[What is expected]:
Extract the whole listing as it stands. Do not include the pictures.

====== Supplied material ======

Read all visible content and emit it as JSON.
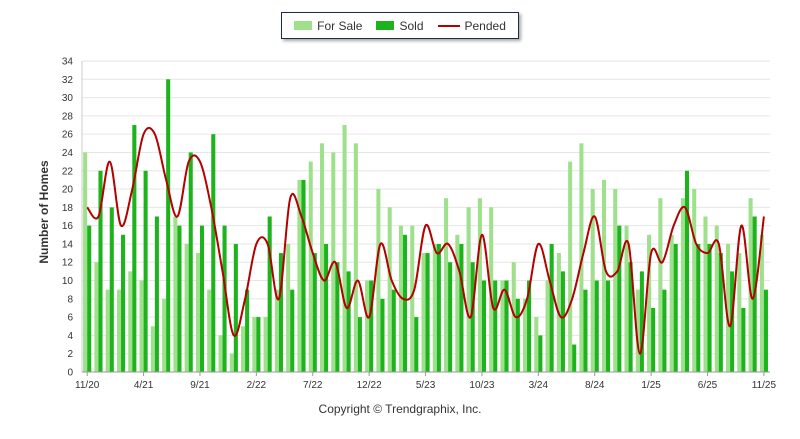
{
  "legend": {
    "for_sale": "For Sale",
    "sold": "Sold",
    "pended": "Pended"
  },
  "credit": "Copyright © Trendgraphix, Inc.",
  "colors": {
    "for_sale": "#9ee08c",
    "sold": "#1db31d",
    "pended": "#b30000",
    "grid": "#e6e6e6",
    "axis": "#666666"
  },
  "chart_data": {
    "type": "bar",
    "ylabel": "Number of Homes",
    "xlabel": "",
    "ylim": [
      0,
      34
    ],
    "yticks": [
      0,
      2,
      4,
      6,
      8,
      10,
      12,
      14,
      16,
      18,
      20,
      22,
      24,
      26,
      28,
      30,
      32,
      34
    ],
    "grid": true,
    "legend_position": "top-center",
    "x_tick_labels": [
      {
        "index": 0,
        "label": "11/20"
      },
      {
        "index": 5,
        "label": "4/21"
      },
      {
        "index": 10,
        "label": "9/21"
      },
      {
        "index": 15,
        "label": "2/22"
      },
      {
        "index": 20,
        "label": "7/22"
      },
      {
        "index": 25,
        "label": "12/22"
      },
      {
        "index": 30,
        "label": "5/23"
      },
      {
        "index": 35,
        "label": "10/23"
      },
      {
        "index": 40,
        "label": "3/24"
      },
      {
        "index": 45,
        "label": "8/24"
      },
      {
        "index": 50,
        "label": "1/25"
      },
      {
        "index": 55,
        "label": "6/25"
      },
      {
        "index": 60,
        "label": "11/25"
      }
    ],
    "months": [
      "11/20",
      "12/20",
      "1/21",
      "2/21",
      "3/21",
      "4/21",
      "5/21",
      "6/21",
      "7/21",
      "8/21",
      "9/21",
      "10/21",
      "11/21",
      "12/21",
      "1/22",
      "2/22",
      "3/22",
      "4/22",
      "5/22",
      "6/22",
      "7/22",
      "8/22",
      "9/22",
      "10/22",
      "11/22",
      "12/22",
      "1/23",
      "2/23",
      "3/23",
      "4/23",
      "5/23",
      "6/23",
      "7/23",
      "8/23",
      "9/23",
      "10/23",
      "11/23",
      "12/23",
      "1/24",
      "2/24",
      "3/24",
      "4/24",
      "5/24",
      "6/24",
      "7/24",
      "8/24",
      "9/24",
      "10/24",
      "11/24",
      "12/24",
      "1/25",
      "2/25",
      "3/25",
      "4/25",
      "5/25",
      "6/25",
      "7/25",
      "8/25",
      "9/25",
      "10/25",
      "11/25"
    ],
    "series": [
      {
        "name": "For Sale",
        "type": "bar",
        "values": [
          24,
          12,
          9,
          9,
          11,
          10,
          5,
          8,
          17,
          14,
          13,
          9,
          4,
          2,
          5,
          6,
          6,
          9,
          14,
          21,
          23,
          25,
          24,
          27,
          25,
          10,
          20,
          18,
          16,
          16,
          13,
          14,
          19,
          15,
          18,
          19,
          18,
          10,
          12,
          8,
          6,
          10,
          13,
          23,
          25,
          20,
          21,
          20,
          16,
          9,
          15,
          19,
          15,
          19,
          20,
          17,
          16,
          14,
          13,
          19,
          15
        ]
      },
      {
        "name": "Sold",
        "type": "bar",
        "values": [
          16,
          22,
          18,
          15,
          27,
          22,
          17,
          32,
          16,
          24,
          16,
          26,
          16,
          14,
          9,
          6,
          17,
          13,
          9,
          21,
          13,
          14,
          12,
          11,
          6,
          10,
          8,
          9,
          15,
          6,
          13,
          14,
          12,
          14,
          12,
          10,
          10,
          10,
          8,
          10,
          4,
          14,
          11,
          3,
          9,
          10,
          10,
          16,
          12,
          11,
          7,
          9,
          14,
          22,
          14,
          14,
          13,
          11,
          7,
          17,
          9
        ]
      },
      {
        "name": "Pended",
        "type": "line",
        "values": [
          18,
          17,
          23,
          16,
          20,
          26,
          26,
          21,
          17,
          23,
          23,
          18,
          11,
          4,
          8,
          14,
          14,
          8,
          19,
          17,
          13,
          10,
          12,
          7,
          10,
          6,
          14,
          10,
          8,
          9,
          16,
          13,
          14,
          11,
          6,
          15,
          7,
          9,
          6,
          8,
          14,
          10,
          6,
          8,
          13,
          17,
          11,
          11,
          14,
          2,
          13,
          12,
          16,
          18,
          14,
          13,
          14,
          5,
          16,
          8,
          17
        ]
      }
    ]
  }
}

======

[Answer below]:
Read all visible content and emit it as JSON.
{
  "legend": {
    "for_sale": "For Sale",
    "sold": "Sold",
    "pended": "Pended"
  },
  "credit": "Copyright © Trendgraphix, Inc.",
  "colors": {
    "for_sale": "#9ee08c",
    "sold": "#1db31d",
    "pended": "#b30000",
    "grid": "#e6e6e6",
    "axis": "#666666"
  },
  "chart_data": {
    "type": "bar",
    "ylabel": "Number of Homes",
    "xlabel": "",
    "ylim": [
      0,
      34
    ],
    "yticks": [
      0,
      2,
      4,
      6,
      8,
      10,
      12,
      14,
      16,
      18,
      20,
      22,
      24,
      26,
      28,
      30,
      32,
      34
    ],
    "grid": true,
    "legend_position": "top-center",
    "x_tick_labels": [
      {
        "index": 0,
        "label": "11/20"
      },
      {
        "index": 5,
        "label": "4/21"
      },
      {
        "index": 10,
        "label": "9/21"
      },
      {
        "index": 15,
        "label": "2/22"
      },
      {
        "index": 20,
        "label": "7/22"
      },
      {
        "index": 25,
        "label": "12/22"
      },
      {
        "index": 30,
        "label": "5/23"
      },
      {
        "index": 35,
        "label": "10/23"
      },
      {
        "index": 40,
        "label": "3/24"
      },
      {
        "index": 45,
        "label": "8/24"
      },
      {
        "index": 50,
        "label": "1/25"
      },
      {
        "index": 55,
        "label": "6/25"
      },
      {
        "index": 60,
        "label": "11/25"
      }
    ],
    "months": [
      "11/20",
      "12/20",
      "1/21",
      "2/21",
      "3/21",
      "4/21",
      "5/21",
      "6/21",
      "7/21",
      "8/21",
      "9/21",
      "10/21",
      "11/21",
      "12/21",
      "1/22",
      "2/22",
      "3/22",
      "4/22",
      "5/22",
      "6/22",
      "7/22",
      "8/22",
      "9/22",
      "10/22",
      "11/22",
      "12/22",
      "1/23",
      "2/23",
      "3/23",
      "4/23",
      "5/23",
      "6/23",
      "7/23",
      "8/23",
      "9/23",
      "10/23",
      "11/23",
      "12/23",
      "1/24",
      "2/24",
      "3/24",
      "4/24",
      "5/24",
      "6/24",
      "7/24",
      "8/24",
      "9/24",
      "10/24",
      "11/24",
      "12/24",
      "1/25",
      "2/25",
      "3/25",
      "4/25",
      "5/25",
      "6/25",
      "7/25",
      "8/25",
      "9/25",
      "10/25",
      "11/25"
    ],
    "series": [
      {
        "name": "For Sale",
        "type": "bar",
        "values": [
          24,
          12,
          9,
          9,
          11,
          10,
          5,
          8,
          17,
          14,
          13,
          9,
          4,
          2,
          5,
          6,
          6,
          9,
          14,
          21,
          23,
          25,
          24,
          27,
          25,
          10,
          20,
          18,
          16,
          16,
          13,
          14,
          19,
          15,
          18,
          19,
          18,
          10,
          12,
          8,
          6,
          10,
          13,
          23,
          25,
          20,
          21,
          20,
          16,
          9,
          15,
          19,
          15,
          19,
          20,
          17,
          16,
          14,
          13,
          19,
          15
        ]
      },
      {
        "name": "Sold",
        "type": "bar",
        "values": [
          16,
          22,
          18,
          15,
          27,
          22,
          17,
          32,
          16,
          24,
          16,
          26,
          16,
          14,
          9,
          6,
          17,
          13,
          9,
          21,
          13,
          14,
          12,
          11,
          6,
          10,
          8,
          9,
          15,
          6,
          13,
          14,
          12,
          14,
          12,
          10,
          10,
          10,
          8,
          10,
          4,
          14,
          11,
          3,
          9,
          10,
          10,
          16,
          12,
          11,
          7,
          9,
          14,
          22,
          14,
          14,
          13,
          11,
          7,
          17,
          9
        ]
      },
      {
        "name": "Pended",
        "type": "line",
        "values": [
          18,
          17,
          23,
          16,
          20,
          26,
          26,
          21,
          17,
          23,
          23,
          18,
          11,
          4,
          8,
          14,
          14,
          8,
          19,
          17,
          13,
          10,
          12,
          7,
          10,
          6,
          14,
          10,
          8,
          9,
          16,
          13,
          14,
          11,
          6,
          15,
          7,
          9,
          6,
          8,
          14,
          10,
          6,
          8,
          13,
          17,
          11,
          11,
          14,
          2,
          13,
          12,
          16,
          18,
          14,
          13,
          14,
          5,
          16,
          8,
          17
        ]
      }
    ]
  }
}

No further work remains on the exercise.